Report how many lines contain "baguettes", with no other words.

--- begin ---

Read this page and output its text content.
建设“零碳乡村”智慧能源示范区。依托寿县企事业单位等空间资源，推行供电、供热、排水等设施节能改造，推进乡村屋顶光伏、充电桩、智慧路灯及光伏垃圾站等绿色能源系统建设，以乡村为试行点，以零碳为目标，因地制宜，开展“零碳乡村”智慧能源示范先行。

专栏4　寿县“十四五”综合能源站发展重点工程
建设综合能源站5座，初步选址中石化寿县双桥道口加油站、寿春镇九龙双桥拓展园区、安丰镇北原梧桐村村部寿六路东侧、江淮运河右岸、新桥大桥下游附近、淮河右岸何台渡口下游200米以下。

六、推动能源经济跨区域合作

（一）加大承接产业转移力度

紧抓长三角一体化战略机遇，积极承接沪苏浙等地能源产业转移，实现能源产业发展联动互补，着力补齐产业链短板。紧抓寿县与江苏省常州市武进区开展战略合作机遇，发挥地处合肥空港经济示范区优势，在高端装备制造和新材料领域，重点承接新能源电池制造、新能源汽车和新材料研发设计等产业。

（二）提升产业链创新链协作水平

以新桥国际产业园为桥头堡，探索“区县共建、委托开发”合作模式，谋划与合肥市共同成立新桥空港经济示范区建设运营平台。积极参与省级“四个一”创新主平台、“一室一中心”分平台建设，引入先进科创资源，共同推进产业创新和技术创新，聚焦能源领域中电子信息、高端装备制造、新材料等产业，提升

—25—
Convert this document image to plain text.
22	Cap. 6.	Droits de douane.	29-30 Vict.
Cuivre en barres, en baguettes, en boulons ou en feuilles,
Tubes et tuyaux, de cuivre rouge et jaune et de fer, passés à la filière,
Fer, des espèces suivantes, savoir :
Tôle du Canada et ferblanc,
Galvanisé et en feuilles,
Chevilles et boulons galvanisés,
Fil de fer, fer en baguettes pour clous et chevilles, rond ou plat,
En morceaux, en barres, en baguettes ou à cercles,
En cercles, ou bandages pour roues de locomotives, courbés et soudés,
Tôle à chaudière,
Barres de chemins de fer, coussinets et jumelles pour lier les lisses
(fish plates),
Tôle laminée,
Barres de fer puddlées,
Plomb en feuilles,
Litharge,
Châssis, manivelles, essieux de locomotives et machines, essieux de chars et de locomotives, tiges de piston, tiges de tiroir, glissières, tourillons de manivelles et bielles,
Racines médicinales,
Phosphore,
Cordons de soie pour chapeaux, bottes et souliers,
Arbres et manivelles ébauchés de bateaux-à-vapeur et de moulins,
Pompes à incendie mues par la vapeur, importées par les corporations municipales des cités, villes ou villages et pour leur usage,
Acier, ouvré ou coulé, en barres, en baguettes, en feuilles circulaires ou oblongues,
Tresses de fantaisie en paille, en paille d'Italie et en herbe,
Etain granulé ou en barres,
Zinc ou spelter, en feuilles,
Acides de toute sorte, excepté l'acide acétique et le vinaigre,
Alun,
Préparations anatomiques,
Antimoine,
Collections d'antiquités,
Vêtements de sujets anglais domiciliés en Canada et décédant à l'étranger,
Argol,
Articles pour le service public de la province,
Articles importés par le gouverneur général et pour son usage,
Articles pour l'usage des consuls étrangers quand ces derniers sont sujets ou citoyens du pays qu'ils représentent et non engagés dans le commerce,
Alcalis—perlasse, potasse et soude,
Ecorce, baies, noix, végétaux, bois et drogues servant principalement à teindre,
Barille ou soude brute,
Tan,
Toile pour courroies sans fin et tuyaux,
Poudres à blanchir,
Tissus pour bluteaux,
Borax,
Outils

--- end ---

### FINAL RESULT
4